## Written instruction:
Change "axis-label" to "price-label" in the entries starting at the top and ending at the line containing "- close-pane-button[interactable]: [1259, 175, 1273, 189]", leaving everything else in those lines unchanged.

## Input data:
────────────────────

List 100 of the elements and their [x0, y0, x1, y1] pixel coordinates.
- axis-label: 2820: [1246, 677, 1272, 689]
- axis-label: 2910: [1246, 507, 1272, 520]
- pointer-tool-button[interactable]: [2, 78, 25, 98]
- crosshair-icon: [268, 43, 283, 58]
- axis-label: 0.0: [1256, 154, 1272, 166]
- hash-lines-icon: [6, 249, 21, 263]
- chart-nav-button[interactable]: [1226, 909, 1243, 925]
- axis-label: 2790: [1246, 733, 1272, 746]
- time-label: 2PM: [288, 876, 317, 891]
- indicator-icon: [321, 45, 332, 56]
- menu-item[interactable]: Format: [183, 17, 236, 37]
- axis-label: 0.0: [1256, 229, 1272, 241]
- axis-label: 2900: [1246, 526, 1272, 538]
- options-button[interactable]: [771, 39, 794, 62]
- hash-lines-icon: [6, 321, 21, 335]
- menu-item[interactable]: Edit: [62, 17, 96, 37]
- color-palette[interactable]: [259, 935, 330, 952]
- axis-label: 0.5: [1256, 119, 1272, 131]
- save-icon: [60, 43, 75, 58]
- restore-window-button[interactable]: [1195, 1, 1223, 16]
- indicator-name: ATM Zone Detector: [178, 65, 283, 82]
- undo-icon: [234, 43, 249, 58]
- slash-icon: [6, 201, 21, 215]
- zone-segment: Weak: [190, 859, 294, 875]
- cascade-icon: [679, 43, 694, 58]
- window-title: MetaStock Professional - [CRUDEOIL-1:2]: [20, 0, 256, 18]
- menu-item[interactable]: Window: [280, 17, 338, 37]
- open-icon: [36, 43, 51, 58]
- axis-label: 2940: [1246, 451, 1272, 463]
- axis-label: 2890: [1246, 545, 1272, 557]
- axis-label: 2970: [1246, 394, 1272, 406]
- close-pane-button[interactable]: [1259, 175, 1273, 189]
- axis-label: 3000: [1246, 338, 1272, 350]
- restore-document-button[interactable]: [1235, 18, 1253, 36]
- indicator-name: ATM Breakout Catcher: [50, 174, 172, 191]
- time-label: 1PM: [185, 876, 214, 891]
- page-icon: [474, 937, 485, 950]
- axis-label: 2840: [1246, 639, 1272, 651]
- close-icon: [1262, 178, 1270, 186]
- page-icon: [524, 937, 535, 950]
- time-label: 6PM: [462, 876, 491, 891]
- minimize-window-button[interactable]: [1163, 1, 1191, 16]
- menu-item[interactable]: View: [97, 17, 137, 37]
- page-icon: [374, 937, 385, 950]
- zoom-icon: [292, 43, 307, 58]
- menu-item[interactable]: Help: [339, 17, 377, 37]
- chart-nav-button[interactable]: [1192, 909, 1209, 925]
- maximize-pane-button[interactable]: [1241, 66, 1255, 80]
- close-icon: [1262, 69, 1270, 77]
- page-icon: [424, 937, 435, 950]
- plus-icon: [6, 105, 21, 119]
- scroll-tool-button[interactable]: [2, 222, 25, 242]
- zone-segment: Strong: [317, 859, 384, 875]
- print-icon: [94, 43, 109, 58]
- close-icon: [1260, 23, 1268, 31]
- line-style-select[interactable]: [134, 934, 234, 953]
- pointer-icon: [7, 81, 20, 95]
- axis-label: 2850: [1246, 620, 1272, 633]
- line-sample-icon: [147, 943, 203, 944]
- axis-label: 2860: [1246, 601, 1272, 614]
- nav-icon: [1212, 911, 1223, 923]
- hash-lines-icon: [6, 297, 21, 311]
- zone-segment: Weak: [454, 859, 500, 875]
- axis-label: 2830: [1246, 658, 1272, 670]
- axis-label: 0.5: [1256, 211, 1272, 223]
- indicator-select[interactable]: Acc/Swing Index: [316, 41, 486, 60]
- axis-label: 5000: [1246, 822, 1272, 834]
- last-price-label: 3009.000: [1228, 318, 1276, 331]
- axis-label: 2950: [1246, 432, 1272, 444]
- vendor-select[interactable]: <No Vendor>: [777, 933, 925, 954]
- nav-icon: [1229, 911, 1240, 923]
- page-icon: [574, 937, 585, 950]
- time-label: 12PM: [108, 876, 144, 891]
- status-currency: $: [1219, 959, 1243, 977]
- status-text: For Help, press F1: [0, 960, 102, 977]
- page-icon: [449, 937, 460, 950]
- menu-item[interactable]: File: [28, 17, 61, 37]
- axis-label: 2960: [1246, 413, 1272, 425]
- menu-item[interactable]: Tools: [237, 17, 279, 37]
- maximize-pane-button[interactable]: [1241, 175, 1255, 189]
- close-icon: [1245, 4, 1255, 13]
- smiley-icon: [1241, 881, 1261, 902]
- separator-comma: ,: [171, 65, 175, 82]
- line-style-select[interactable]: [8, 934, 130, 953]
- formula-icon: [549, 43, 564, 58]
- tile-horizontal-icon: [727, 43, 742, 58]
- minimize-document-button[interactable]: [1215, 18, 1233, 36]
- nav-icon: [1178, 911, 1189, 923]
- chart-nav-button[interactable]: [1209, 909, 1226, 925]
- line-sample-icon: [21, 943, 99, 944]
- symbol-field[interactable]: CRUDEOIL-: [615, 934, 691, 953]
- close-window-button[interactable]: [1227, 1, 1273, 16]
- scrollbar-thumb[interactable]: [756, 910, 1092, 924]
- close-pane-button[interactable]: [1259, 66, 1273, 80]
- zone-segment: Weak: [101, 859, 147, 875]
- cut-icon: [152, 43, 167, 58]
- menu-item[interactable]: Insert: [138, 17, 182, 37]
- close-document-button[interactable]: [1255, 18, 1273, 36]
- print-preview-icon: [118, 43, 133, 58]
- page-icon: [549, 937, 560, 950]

────────────────────

## Reply:
List 100 of the elements and their [x0, y0, x1, y1] pixel coordinates.
- price-label: 2820: [1246, 677, 1272, 689]
- price-label: 2910: [1246, 507, 1272, 520]
- pointer-tool-button[interactable]: [2, 78, 25, 98]
- crosshair-icon: [268, 43, 283, 58]
- price-label: 0.0: [1256, 154, 1272, 166]
- hash-lines-icon: [6, 249, 21, 263]
- chart-nav-button[interactable]: [1226, 909, 1243, 925]
- price-label: 2790: [1246, 733, 1272, 746]
- time-label: 2PM: [288, 876, 317, 891]
- indicator-icon: [321, 45, 332, 56]
- menu-item[interactable]: Format: [183, 17, 236, 37]
- price-label: 0.0: [1256, 229, 1272, 241]
- price-label: 2900: [1246, 526, 1272, 538]
- options-button[interactable]: [771, 39, 794, 62]
- hash-lines-icon: [6, 321, 21, 335]
- menu-item[interactable]: Edit: [62, 17, 96, 37]
- color-palette[interactable]: [259, 935, 330, 952]
- price-label: 0.5: [1256, 119, 1272, 131]
- save-icon: [60, 43, 75, 58]
- restore-window-button[interactable]: [1195, 1, 1223, 16]
- indicator-name: ATM Zone Detector: [178, 65, 283, 82]
- undo-icon: [234, 43, 249, 58]
- slash-icon: [6, 201, 21, 215]
- zone-segment: Weak: [190, 859, 294, 875]
- cascade-icon: [679, 43, 694, 58]
- window-title: MetaStock Professional - [CRUDEOIL-1:2]: [20, 0, 256, 18]
- menu-item[interactable]: Window: [280, 17, 338, 37]
- open-icon: [36, 43, 51, 58]
- price-label: 2940: [1246, 451, 1272, 463]
- price-label: 2890: [1246, 545, 1272, 557]
- price-label: 2970: [1246, 394, 1272, 406]
- close-pane-button[interactable]: [1259, 175, 1273, 189]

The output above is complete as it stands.